Show each line of the records below where the word "area" occurs.

#####

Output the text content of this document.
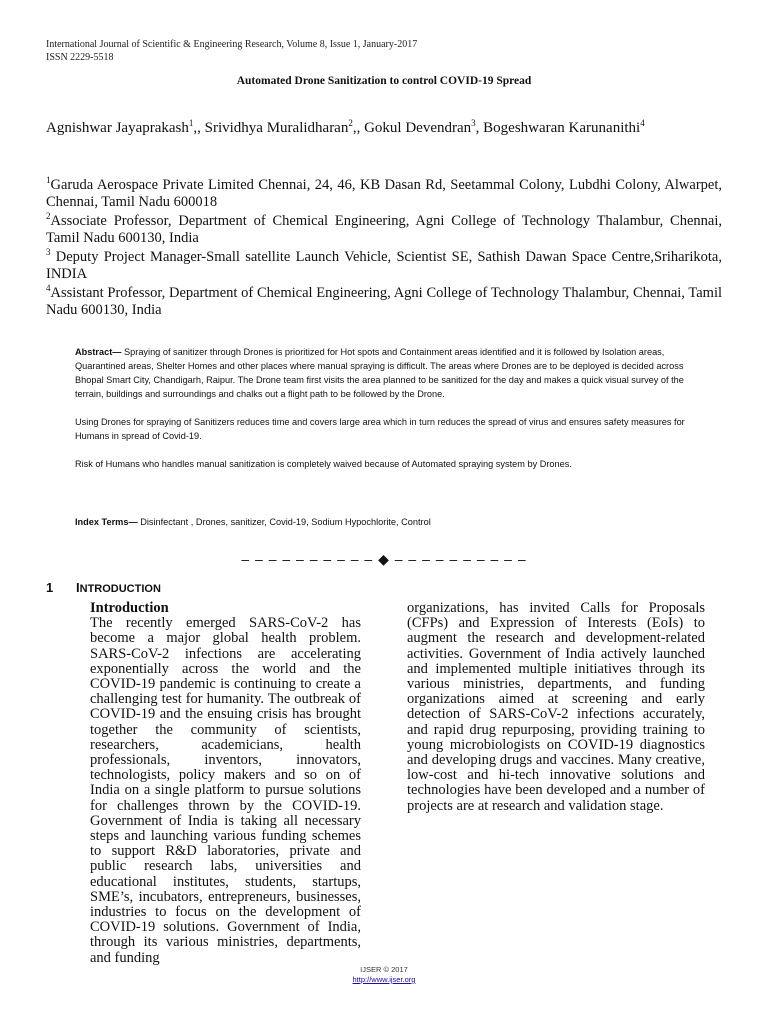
International Journal of Scientific & Engineering Research, Volume 8, Issue 1, January-2017
ISSN 2229-5518
Automated Drone Sanitization to control COVID-19 Spread
Agnishwar Jayaprakash$^1$,, Srividhya Muralidharan$^2$,, Gokul Devendran$^3$, Bogeshwaran Karunanithi$^4$
$^1$Garuda Aerospace Private Limited Chennai, 24, 46, KB Dasan Rd, Seetammal Colony, Lubdhi Colony, Alwarpet, Chennai, Tamil Nadu 600018
$^2$Associate Professor, Department of Chemical Engineering, Agni College of Technology Thalambur, Chennai, Tamil Nadu 600130, India
$^3$ Deputy Project Manager-Small satellite Launch Vehicle, Scientist SE, Sathish Dawan Space Centre,Sriharikota, INDIA
$^4$Assistant Professor, Department of Chemical Engineering, Agni College of Technology Thalambur, Chennai, Tamil Nadu 600130, India
Abstract— Spraying of sanitizer through Drones is prioritized for Hot spots and Containment areas identified and it is followed by Isolation areas, Quarantined areas, Shelter Homes and other places where manual spraying is difficult. The areas where Drones are to be deployed is decided across Bhopal Smart City, Chandigarh, Raipur. The Drone team first visits the area planned to be sanitized for the day and makes a quick visual survey of the terrain, buildings and surroundings and chalks out a flight path to be followed by the Drone.
Using Drones for spraying of Sanitizers reduces time and covers large area which in turn reduces the spread of virus and ensures safety measures for Humans in spread of Covid-19.
Risk of Humans who handles manual sanitization is completely waived because of Automated spraying system by Drones.
Index Terms— Disinfectant , Drones, sanitizer, Covid-19, Sodium Hypochlorite, Control
– – – – – – – – – – ◆ – – – – – – – – – –
1 INTRODUCTION
Introduction
The recently emerged SARS-CoV-2 has become a major global health problem. SARS-CoV-2 infections are accelerating exponentially across the world and the COVID-19 pandemic is continuing to create a challenging test for humanity. The outbreak of COVID-19 and the ensuing crisis has brought together the community of scientists, researchers, academicians, health professionals, inventors, innovators, technologists, policy makers and so on of India on a single platform to pursue solutions for challenges thrown by the COVID-19. Government of India is taking all necessary steps and launching various funding schemes to support R&D laboratories, private and public research labs, universities and educational institutes, students, startups, SME’s, incubators, entrepreneurs, businesses, industries to focus on the development of COVID-19 solutions. Government of India, through its various ministries, departments, and funding
organizations, has invited Calls for Proposals (CFPs) and Expression of Interests (EoIs) to augment the research and development-related activities. Government of India actively launched and implemented multiple initiatives through its various ministries, departments, and funding organizations aimed at screening and early detection of SARS-CoV-2 infections accurately, and rapid drug repurposing, providing training to young microbiologists on COVID-19 diagnostics and developing drugs and vaccines. Many creative, low-cost and hi-tech innovative solutions and technologies have been developed and a number of projects are at research and validation stage.
IJSER © 2017
http://www.ijser.org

#####

**YOUR RESPONSE**.
Abstract— Spraying of sanitizer through Drones is prioritized for Hot spots and Containment areas identified and it is followed by Isolation areas, Quarantined areas, Shelter Homes and other places where manual spraying is difficult. The areas where Drones are to be deployed is decided across Bhopal Smart City, Chandigarh, Raipur. The Drone team first visits the area planned to be sanitized for the day and makes a quick visual survey of the terrain, buildings and surroundings and chalks out a flight path to be followed by the Drone.
Using Drones for spraying of Sanitizers reduces time and covers large area which in turn reduces the spread of virus and ensures safety measures for Humans in spread of Covid-19.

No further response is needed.